Quelle est la législation actuelle ?

La loi en vigueur depuis 1993 est l'une des plus restrictives de l'Union européenne. Elle n'autorise l'IVG que dans trois cas : lorsque la vie ou la santé de la mère est menacée, en cas de pathologie grave et irréversible chez l'embryon, et en cas de grossesse résultant d'un viol ou d'un inceste. Cette loi était considérée à l'époque comme "un compromis" entre l'Eglise et l'Etat.

Moins de 2 000 avortements légaux sont pratiqués chaque année en Pologne. Le nombre des IVG clandestines ou pratiquées à l'étranger reste inconnu. Les organisations de défense des droits des femmes le situent à entre 100 000 et 150 000, des chiffres que réfutent les militants anti-avortement.

Qui est à l'initiative de cette proposition de loi ? 

Le comité Stop Avortement, qui regroupe des organisations anti-IVG ainsi que l'épiscopat polonais, est à l'initiative du texte. Comme le relate Géopolis, l’institut juridique catholique Ordo Iuris a organisé une campagne au printemps 2016 pour recueillir les 100 000 signatures nécessaires pour que la proposition de loi soit examinée au Parlement. Cette campagne a rencontré un large écho puisque près d'un demi-million de signatures ont été réunies. 

"Nous espérons que le texte sera adopté dans les plus brefs délais et qu'il entrera en vigueur avant la fin de l'année", a déclaré Sylwia Zborowska, du Centre d'initiatives pour la vie et la famille, une des organisations non gouvernementales à l'origine de la proposition. 

L'arrivée au pouvoir, en novembre 2015, du parti conservateur et proche de l'Eglise PiS (Droit et Justice) a redonné de l'espoir aux associations anti-IVG, explique LibérationLe PiS avait soutenu sans faille un projet similaire dans le Parlement précédent, dominé alors par les partis centristes, qui l'avaient rejeté en première lecture.

Quels sont les arguments des anti-IVG ? 

"Massacre d'enfants innocents, enfer des femmes, lâcheté morale des hommes", a déclaré Joanna Banasiuk, membre de l’institut juridique catholique Ordo Iuris, devant le Parlement. Selon elle, les exceptions admises par la loi de 1993 sont de plus en plus largement interprétées, faisant augmenter le nombre d'avortements.

TRAVAIL À RÉALISER:
1. D'après l'article sur l'IVG en Pologne, combien d'avortements légaux sont pratiqués chaque année dans ce pays ?
2. Selon l'article sur l'IVG en Pologne, pourquoi l'arrivée au pouvoir du PiS en novembre 2015 a-t-elle redonné de l'espoir aux associations anti-IVG ?
3. Poursuivez l'article sur l'IVG en Pologne à partir de sa dernière phrase.

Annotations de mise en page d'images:
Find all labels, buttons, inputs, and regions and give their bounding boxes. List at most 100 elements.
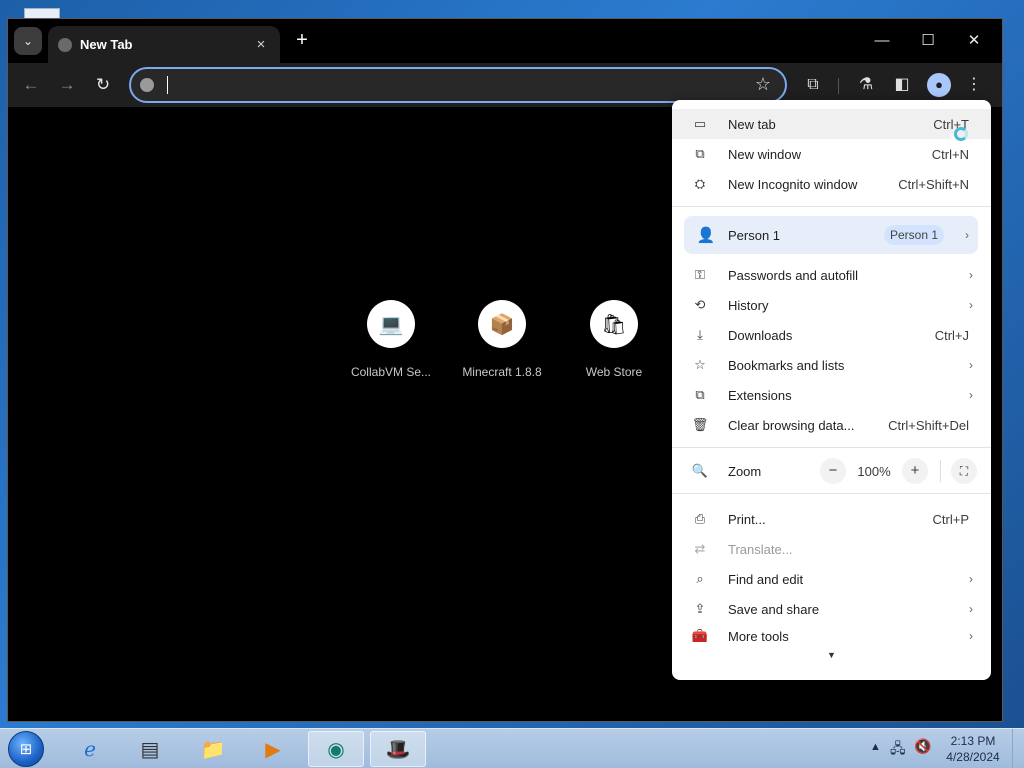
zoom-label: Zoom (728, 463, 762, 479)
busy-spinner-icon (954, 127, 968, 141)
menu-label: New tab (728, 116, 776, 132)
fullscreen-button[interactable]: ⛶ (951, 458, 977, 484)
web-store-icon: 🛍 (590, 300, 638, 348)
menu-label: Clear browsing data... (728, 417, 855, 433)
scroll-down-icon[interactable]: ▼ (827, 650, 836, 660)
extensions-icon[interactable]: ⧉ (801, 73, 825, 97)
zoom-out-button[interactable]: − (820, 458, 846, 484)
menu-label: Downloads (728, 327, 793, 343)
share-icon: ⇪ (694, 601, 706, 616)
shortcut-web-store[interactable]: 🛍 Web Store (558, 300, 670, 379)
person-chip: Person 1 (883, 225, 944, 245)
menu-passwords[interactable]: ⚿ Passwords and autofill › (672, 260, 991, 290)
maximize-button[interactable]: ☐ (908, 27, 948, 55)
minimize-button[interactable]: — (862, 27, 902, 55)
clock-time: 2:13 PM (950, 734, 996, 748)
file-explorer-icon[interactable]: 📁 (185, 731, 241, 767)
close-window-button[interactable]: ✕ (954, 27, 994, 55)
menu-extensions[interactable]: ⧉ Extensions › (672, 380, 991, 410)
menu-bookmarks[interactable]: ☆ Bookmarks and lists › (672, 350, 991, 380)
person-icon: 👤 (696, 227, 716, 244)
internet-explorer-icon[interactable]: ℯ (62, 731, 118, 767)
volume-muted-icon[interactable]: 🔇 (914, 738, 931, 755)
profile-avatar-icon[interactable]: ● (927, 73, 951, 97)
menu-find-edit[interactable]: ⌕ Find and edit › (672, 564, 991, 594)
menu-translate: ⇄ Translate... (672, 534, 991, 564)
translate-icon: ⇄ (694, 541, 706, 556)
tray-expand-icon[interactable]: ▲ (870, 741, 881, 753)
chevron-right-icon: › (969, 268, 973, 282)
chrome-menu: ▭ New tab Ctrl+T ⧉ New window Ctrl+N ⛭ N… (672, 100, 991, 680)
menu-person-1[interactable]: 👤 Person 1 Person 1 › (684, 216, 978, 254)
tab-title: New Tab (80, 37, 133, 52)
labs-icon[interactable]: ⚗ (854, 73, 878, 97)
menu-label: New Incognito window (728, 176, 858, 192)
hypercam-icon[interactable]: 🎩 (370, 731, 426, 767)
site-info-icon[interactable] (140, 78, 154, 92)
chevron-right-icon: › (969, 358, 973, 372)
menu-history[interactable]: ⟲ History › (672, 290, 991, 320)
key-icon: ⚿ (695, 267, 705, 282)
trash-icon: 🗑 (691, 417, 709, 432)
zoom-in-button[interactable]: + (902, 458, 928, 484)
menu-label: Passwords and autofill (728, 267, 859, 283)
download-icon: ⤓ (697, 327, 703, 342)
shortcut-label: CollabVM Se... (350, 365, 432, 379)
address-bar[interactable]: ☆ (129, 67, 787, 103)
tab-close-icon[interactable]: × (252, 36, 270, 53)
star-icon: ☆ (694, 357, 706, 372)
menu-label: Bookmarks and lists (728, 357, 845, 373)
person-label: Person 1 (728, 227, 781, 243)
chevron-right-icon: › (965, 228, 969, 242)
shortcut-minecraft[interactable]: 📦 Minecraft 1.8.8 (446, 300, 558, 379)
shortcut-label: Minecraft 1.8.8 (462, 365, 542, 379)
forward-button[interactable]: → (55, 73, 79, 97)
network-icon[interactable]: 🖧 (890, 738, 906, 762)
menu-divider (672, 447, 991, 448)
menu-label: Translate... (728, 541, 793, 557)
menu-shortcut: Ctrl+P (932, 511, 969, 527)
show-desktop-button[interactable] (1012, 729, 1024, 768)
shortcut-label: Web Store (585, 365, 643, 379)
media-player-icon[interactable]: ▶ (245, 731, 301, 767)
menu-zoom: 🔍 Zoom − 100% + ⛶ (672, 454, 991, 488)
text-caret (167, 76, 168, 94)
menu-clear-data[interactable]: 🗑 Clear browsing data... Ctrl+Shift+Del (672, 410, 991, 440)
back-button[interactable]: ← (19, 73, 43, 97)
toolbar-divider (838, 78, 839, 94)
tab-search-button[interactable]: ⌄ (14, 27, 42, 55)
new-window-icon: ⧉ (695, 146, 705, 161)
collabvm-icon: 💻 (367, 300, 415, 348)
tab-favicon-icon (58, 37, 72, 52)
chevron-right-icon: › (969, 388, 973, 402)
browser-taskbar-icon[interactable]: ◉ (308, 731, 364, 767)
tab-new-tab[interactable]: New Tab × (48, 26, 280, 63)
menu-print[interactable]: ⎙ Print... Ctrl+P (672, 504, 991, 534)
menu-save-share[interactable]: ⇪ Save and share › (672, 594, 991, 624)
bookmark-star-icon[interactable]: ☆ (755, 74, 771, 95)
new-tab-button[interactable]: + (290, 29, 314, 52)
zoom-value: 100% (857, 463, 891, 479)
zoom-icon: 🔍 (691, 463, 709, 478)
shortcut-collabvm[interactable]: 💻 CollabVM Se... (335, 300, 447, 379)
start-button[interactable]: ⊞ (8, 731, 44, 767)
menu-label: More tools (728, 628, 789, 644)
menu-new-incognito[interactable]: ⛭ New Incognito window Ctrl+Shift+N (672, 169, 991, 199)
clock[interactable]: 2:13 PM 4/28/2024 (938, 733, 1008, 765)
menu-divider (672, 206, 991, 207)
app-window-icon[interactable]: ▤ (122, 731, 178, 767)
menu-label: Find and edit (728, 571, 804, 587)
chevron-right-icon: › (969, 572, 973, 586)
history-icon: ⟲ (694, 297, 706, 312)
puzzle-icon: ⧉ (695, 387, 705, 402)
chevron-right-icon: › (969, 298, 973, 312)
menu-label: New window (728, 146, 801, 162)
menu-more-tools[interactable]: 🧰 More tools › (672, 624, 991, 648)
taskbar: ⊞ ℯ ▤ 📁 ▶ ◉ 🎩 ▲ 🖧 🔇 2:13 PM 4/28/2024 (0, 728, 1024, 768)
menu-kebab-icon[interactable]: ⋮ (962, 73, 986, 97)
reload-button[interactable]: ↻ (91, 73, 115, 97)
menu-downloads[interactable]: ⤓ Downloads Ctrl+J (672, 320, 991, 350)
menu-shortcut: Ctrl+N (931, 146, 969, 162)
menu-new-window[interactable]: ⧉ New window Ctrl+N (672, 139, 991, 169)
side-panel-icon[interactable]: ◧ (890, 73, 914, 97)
==
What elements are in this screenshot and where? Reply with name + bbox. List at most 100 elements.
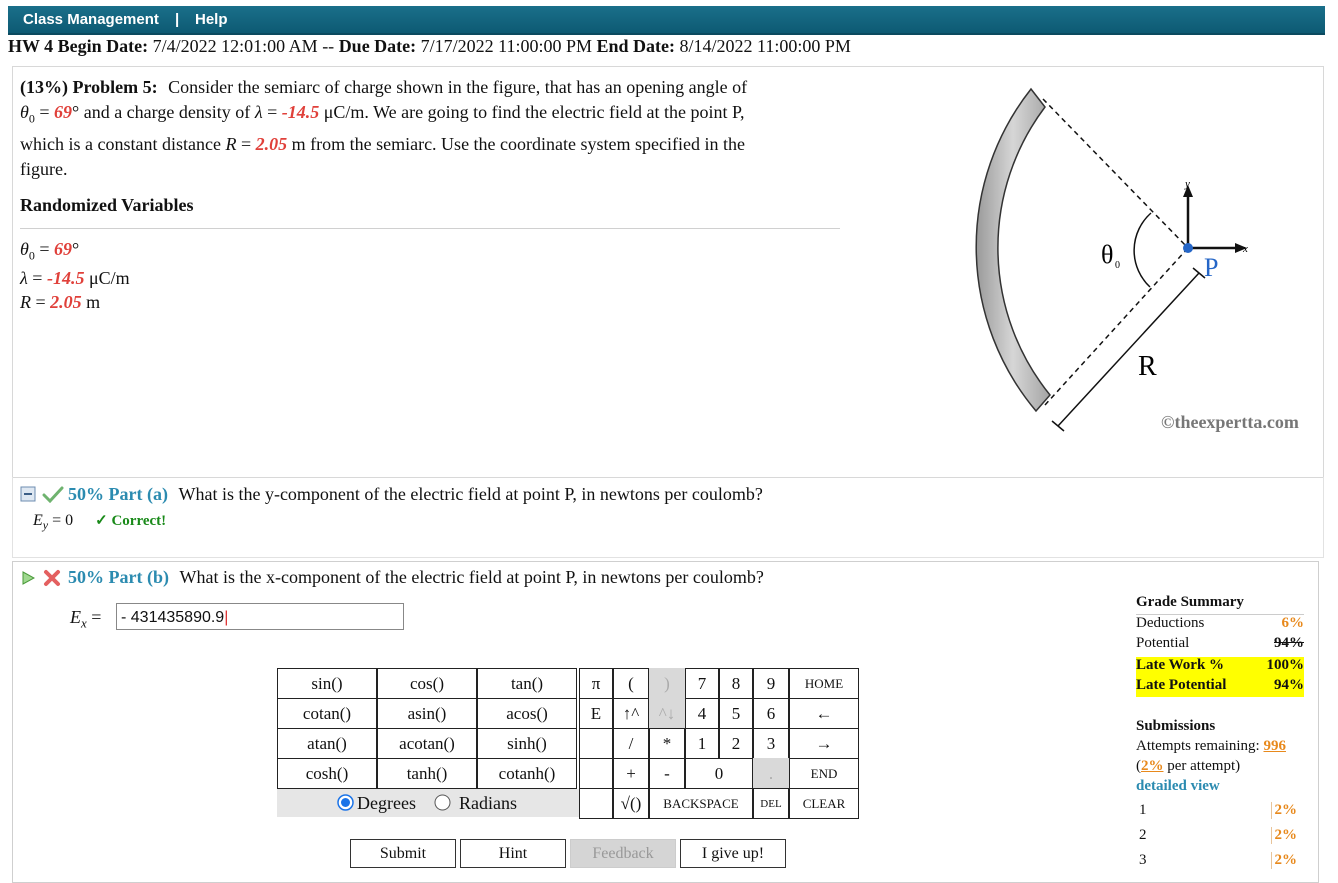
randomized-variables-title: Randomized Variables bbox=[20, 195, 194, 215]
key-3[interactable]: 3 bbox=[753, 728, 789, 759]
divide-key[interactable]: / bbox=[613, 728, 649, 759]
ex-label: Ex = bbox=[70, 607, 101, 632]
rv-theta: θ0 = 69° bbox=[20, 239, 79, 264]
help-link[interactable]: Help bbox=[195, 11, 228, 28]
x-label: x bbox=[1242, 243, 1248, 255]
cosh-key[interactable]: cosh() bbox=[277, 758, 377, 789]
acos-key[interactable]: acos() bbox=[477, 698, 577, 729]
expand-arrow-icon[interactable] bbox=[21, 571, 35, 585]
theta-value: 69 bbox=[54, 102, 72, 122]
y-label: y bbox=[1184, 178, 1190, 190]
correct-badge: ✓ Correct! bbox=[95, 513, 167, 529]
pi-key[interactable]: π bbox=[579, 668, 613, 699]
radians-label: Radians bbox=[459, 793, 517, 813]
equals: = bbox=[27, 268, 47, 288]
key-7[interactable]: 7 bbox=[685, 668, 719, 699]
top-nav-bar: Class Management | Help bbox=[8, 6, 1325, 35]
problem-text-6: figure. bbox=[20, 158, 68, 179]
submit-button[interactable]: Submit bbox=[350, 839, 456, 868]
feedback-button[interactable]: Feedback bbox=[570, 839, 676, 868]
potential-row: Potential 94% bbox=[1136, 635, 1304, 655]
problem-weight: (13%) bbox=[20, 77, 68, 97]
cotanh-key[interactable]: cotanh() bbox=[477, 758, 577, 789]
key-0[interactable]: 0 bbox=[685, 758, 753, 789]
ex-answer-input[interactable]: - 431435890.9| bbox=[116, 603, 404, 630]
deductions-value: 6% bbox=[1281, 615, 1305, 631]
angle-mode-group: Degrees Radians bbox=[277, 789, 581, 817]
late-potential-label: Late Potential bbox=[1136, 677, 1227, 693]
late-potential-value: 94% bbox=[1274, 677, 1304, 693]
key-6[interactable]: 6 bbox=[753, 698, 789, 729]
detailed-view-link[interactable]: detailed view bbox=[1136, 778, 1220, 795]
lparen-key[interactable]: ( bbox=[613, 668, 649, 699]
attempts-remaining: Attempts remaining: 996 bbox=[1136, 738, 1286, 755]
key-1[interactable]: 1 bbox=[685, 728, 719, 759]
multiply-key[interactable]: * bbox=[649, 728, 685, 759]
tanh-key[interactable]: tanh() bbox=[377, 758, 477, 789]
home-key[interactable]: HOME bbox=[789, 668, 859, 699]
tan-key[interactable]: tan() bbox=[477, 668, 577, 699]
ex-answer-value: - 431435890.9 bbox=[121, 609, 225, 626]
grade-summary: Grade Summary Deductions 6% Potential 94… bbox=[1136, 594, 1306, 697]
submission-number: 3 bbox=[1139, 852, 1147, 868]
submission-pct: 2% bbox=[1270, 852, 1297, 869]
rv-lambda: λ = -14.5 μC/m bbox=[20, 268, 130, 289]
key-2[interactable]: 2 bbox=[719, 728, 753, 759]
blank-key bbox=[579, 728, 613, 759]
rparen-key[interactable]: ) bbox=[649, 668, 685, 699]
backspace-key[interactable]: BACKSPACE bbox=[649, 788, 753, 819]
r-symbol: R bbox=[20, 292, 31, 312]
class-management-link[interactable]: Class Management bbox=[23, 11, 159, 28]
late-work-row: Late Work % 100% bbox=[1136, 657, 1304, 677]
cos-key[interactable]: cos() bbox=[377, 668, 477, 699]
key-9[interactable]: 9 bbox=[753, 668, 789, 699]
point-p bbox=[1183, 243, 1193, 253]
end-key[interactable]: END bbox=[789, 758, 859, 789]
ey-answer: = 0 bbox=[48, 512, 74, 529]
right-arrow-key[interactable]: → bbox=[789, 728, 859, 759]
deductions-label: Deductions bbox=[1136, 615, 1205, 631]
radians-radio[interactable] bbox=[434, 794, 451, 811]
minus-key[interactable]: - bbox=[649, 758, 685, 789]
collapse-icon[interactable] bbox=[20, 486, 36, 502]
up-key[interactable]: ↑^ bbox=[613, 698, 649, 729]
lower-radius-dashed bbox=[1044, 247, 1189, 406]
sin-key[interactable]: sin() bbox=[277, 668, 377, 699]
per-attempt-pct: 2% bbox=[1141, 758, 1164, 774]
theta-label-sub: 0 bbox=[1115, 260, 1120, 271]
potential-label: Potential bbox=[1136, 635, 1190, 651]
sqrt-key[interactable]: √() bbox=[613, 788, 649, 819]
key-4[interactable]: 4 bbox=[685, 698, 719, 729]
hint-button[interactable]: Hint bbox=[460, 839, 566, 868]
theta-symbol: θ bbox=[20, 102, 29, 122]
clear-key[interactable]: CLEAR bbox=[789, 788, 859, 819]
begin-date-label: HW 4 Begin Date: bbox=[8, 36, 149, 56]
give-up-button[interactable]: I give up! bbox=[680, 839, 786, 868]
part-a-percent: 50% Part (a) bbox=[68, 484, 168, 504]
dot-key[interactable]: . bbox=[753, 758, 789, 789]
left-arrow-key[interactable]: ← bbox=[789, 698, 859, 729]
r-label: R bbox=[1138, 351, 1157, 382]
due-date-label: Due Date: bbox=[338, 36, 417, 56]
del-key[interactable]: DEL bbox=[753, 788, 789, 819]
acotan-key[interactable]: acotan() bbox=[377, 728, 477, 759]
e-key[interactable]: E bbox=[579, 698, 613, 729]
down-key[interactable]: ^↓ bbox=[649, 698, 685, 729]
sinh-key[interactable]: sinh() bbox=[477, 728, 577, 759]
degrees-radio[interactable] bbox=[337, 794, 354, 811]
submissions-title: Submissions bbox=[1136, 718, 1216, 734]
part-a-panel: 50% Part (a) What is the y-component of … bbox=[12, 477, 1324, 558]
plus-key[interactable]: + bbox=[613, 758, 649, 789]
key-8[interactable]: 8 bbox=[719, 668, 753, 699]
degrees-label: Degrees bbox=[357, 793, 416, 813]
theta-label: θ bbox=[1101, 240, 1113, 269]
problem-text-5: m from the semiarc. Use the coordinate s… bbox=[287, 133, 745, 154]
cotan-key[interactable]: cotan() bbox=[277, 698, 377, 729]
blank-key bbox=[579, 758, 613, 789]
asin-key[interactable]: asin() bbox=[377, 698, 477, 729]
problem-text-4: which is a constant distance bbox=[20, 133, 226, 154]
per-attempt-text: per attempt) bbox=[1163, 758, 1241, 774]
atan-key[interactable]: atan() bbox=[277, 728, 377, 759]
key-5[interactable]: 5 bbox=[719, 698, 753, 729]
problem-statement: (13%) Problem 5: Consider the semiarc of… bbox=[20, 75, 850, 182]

RÉPONSES AUX EXERCICES:
1. Moins de 2 000 avortements légaux par an.

2. Le PiS est un parti conservateur et proche de l'Église. Il avait soutenu sans faille un projet similaire dans le Parlement précédent, que les partis centristes alors majoritaires avaient rejeté en première lecture.

3.
Le comité Stop Avortement demande donc l'interdiction totale de l'IVG et une pénalisation des médecins et femmes concernés. Est également prévue l'obligation pour l'Etat et les collectivités locales de soutenir les femmes et les familles ayant en charge des enfants handicapés ou issus d'un viol ou d'un inceste.

Comment réagissent les partisans du droit à l'IVG ? 

Le comité pro-choix Sauvons les femmes a présenté une proposition de loi qui autorise l'IVG sans conditions jusqu'à la 12e semaine de grossesse. Le texte, qui avait réuni environ 215 000 signaures, a été définitivement rejeté en première lecture. Consciente du fait que ce texte n'avait aucune chance d'être accepté par le Parlement, la représentante de Sauvons les femmes, Barbara Nowacka, s'est attachée à dénoncer celui, "démentiel", des opposants à l'avortement. Si elle est adoptée, cette loi "introduira des solutions barbares, inhumaines, en vigueur dans certains pays d'Amérique latine", a-t-elle asséné, citant le Salvador.

Elle a aussi fustigé "des médecins hypocrites" qui refusent de pratiquer l'IVG dans les hôpitaux publics, mais l'acceptent dans la discrétion des cliniques privées payantes.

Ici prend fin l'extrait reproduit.